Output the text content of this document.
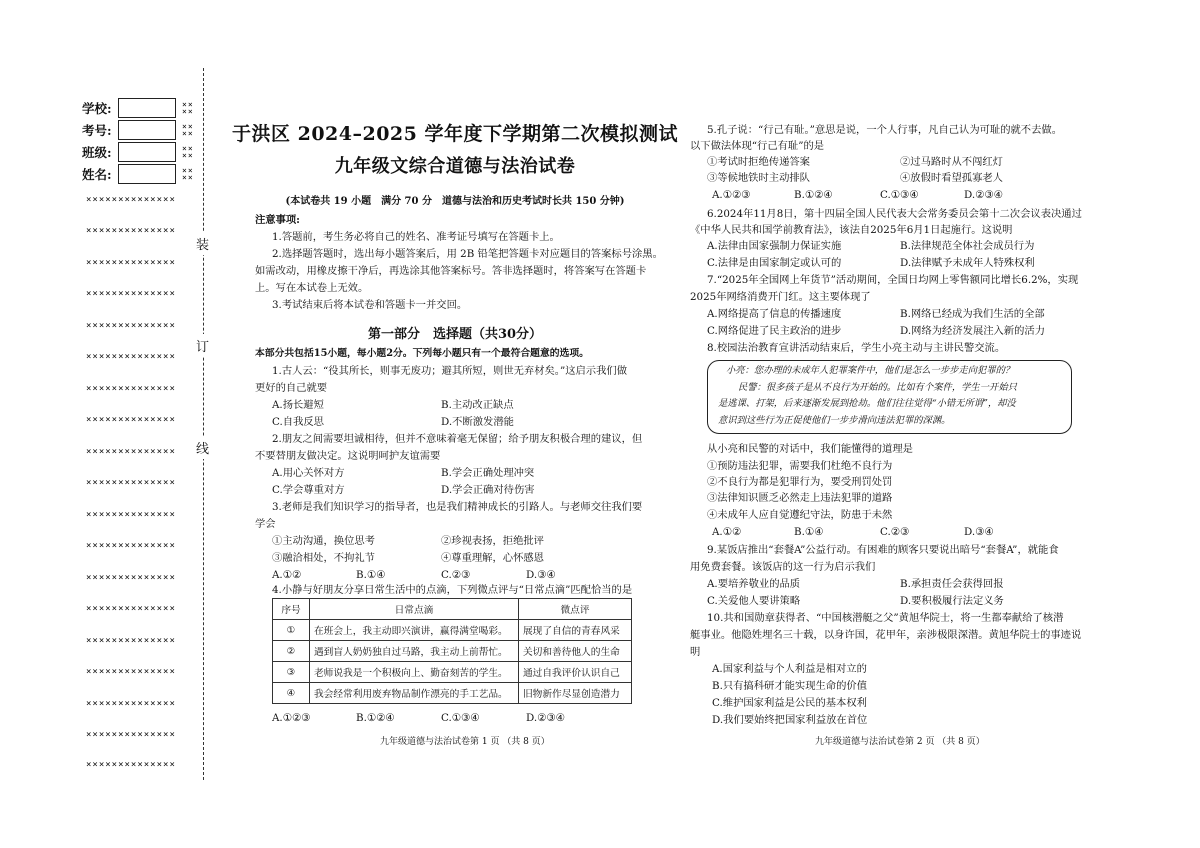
学校:	××
××
考号:	××
××
班级:	××
××
姓名:	××
××
××××××××××××××
××××××××××××××
××××××××××××××
××××××××××××××
××××××××××××××
××××××××××××××
××××××××××××××
××××××××××××××
××××××××××××××
××××××××××××××
××××××××××××××
××××××××××××××
××××××××××××××
××××××××××××××
××××××××××××××
××××××××××××××
××××××××××××××
××××××××××××××
××××××××××××××
装
订
线
于洪区 2024–2025 学年度下学期第二次模拟测试
九年级文综合道德与法治试卷
(本试卷共 19 小题　满分 70 分　道德与法治和历史考试时长共 150 分钟)
注意事项:
1.答题前，考生务必将自己的姓名、准考证号填写在答题卡上。
2.选择题答题时，选出每小题答案后，用 2B 铅笔把答题卡对应题目的答案标号涂黑。
如需改动，用橡皮擦干净后，再选涂其他答案标号。答非选择题时，将答案写在答题卡
上。写在本试卷上无效。
3.考试结束后将本试卷和答题卡一并交回。
第一部分　选择题（共30分）
本部分共包括15小题，每小题2分。下列每小题只有一个最符合题意的选项。
1.古人云：“役其所长，则事无废功；避其所短，则世无弃材矣。”这启示我们做
更好的自己就要
A.扬长避短	B.主动改正缺点
C.自我反思	D.不断激发潜能
2.朋友之间需要坦诚相待，但并不意味着毫无保留；给予朋友积极合理的建议，但
不要替朋友做决定。这说明呵护友谊需要
A.用心关怀对方	B.学会正确处理冲突
C.学会尊重对方	D.学会正确对待伤害
3.老师是我们知识学习的指导者，也是我们精神成长的引路人。与老师交往我们要
学会
①主动沟通，换位思考	②珍视表扬，拒绝批评
③融洽相处，不拘礼节	④尊重理解，心怀感恩
A.①②	B.①④	C.②③	D.③④
4.小静与好朋友分享日常生活中的点滴，下列微点评与“日常点滴”匹配恰当的是
序号	日常点滴	微点评
①	在班会上，我主动即兴演讲，赢得满堂喝彩。	展现了自信的青春风采
②	遇到盲人奶奶独自过马路，我主动上前帮忙。	关切和善待他人的生命
③	老师说我是一个积极向上、勤奋刻苦的学生。	通过自我评价认识自己
④	我会经常利用废弃物品制作漂亮的手工艺品。	旧物新作尽显创造潜力
A.①②③	B.①②④	C.①③④	D.②③④
九年级道德与法治试卷第 1 页 （共 8 页）
5.孔子说：“行己有耻。”意思是说，一个人行事，凡自己认为可耻的就不去做。
以下做法体现“行己有耻”的是
①考试时拒绝传递答案	②过马路时从不闯红灯
③等候地铁时主动排队	④放假时看望孤寡老人
A.①②③	B.①②④	C.①③④	D.②③④
6.2024年11月8日，第十四届全国人民代表大会常务委员会第十二次会议表决通过
《中华人民共和国学前教育法》，该法自2025年6月1日起施行。这说明
A.法律由国家强制力保证实施	B.法律规范全体社会成员行为
C.法律是由国家制定或认可的	D.法律赋予未成年人特殊权利
7.“2025年全国网上年货节”活动期间，全国日均网上零售额同比增长6.2%，实现
2025年网络消费开门红。这主要体现了
A.网络提高了信息的传播速度	B.网络已经成为我们生活的全部
C.网络促进了民主政治的进步	D.网络为经济发展注入新的活力
8.校园法治教育宣讲活动结束后，学生小亮主动与主讲民警交流。
小亮：您办理的未成年人犯罪案件中，他们是怎么一步步走向犯罪的？
民警：很多孩子是从不良行为开始的。比如有个案件，学生一开始只
是逃课、打架，后来逐渐发展到抢劫。他们往往觉得“小错无所谓”，却没
意识到这些行为正促使他们一步步滑向违法犯罪的深渊。
从小亮和民警的对话中，我们能懂得的道理是
①预防违法犯罪，需要我们杜绝不良行为
②不良行为都是犯罪行为，要受刑罚处罚
③法律知识匮乏必然走上违法犯罪的道路
④未成年人应自觉遵纪守法，防患于未然
A.①②	B.①④	C.②③	D.③④
9.某饭店推出“套餐A”公益行动。有困难的顾客只要说出暗号“套餐A”，就能食
用免费套餐。该饭店的这一行为启示我们
A.要培养敬业的品质	B.承担责任会获得回报
C.关爱他人要讲策略	D.要积极履行法定义务
10.共和国勋章获得者、“中国核潜艇之父”黄旭华院士，将一生都奉献给了核潜
艇事业。他隐姓埋名三十载，以身许国，花甲年，亲涉极限深潜。黄旭华院士的事迹说
明
A.国家利益与个人利益是相对立的
B.只有搞科研才能实现生命的价值
C.维护国家利益是公民的基本权利
D.我们要始终把国家利益放在首位
九年级道德与法治试卷第 2 页 （共 8 页）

> _What you should do_: List each line in the listing that contains the string "日常点滴".

> _Expected answer_:
4.小静与好朋友分享日常生活中的点滴，下列微点评与“日常点滴”匹配恰当的是
序号	日常点滴	微点评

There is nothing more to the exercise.